§ **Task description**
Extract the lines that hold the string "Chip".

Stored records
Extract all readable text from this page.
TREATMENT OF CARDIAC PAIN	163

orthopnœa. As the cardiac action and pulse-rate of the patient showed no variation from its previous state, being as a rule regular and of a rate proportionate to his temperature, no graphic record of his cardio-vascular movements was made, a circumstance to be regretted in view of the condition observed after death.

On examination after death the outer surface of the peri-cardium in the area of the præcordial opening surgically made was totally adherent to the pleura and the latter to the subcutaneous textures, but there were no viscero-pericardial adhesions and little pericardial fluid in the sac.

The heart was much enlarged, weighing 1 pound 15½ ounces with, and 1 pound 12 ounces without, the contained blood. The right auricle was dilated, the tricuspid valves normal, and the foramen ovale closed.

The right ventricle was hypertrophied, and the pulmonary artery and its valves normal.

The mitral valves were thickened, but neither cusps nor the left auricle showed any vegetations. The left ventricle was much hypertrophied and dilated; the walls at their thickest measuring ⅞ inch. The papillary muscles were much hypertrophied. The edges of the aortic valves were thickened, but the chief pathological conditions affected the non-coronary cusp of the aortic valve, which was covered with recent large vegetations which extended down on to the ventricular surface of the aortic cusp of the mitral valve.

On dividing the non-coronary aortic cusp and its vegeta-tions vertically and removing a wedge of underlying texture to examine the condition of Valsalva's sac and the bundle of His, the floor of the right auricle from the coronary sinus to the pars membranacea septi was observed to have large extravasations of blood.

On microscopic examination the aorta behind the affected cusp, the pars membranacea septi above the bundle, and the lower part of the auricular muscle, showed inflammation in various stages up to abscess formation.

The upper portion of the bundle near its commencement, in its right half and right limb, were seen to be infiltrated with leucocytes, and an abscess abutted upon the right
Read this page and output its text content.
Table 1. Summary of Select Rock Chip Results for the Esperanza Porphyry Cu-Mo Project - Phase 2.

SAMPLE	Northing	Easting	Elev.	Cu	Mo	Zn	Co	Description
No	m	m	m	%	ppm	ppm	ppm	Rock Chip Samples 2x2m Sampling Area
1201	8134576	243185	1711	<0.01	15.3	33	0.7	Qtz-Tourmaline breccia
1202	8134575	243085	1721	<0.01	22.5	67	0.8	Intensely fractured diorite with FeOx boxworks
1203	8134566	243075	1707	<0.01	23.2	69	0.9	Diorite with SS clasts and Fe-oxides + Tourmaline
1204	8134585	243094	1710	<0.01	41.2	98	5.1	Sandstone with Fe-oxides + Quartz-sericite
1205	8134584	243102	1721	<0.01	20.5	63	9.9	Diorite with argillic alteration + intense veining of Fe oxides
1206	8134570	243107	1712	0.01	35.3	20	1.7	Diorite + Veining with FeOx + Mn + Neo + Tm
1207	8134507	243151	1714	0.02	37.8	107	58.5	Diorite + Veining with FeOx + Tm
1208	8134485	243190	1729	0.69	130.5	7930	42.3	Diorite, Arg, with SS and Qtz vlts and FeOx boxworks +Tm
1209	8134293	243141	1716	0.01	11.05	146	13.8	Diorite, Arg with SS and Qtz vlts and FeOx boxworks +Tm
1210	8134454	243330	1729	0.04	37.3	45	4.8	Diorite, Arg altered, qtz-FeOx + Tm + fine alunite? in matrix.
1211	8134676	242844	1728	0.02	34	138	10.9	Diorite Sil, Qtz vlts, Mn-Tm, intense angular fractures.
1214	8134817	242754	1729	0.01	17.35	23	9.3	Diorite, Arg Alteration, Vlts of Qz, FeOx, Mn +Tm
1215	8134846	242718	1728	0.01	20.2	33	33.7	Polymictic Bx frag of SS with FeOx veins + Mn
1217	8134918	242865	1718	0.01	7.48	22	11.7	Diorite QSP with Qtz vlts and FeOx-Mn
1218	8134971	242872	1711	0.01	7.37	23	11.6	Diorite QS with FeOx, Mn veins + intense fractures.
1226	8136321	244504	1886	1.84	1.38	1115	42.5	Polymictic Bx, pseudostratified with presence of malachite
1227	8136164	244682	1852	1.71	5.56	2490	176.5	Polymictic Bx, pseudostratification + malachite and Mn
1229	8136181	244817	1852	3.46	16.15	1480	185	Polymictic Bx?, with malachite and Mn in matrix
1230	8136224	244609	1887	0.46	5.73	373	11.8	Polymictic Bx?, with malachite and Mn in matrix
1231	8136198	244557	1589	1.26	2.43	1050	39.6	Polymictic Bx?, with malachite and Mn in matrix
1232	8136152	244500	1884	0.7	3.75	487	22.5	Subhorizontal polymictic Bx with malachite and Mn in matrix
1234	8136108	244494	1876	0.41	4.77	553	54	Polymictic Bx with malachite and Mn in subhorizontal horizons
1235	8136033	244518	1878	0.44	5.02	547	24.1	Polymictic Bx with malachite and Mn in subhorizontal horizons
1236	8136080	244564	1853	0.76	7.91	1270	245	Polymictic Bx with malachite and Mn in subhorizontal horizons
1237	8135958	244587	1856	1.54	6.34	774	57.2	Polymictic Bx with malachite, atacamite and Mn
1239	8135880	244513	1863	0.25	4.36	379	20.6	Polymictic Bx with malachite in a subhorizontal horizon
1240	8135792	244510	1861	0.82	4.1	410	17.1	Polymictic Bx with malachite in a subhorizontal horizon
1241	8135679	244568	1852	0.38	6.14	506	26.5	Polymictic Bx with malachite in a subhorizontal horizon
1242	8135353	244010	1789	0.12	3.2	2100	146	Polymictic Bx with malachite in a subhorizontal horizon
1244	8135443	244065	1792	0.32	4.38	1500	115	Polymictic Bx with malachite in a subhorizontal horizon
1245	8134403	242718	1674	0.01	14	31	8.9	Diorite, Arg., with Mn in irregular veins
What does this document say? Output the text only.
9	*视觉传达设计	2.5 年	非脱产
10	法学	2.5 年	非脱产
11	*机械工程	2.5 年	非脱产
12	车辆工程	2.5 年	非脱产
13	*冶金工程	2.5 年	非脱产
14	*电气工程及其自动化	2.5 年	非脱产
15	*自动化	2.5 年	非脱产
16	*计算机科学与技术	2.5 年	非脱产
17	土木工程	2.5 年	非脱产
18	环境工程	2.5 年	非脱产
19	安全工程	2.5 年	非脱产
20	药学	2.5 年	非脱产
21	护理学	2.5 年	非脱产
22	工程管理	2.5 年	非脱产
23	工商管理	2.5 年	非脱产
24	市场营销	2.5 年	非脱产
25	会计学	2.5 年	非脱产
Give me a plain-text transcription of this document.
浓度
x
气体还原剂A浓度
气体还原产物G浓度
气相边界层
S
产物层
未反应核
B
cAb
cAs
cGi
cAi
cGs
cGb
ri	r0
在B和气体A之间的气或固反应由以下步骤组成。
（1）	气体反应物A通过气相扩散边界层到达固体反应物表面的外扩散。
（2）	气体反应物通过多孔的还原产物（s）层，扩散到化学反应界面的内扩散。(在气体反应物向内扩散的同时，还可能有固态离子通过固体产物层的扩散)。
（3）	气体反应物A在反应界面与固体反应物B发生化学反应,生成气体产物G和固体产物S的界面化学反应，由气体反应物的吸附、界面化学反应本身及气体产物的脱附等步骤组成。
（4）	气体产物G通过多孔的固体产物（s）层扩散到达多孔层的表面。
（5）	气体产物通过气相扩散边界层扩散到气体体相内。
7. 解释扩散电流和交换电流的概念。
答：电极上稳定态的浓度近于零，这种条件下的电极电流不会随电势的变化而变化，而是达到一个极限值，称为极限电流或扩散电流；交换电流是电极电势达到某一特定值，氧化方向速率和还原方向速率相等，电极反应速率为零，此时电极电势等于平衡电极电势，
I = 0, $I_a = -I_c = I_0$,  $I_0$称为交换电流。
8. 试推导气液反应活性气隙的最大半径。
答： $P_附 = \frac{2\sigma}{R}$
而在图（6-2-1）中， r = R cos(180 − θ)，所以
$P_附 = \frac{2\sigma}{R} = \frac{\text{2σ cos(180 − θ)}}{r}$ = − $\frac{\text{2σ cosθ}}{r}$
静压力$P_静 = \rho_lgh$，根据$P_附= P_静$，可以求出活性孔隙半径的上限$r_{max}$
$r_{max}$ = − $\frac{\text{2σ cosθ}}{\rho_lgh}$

§ **Task output**
Table 1. Summary of Select Rock Chip Results for the Esperanza Porphyry Cu-Mo Project - Phase 2.
No	m	m	m	%	ppm	ppm	ppm	Rock Chip Samples 2x2m Sampling Area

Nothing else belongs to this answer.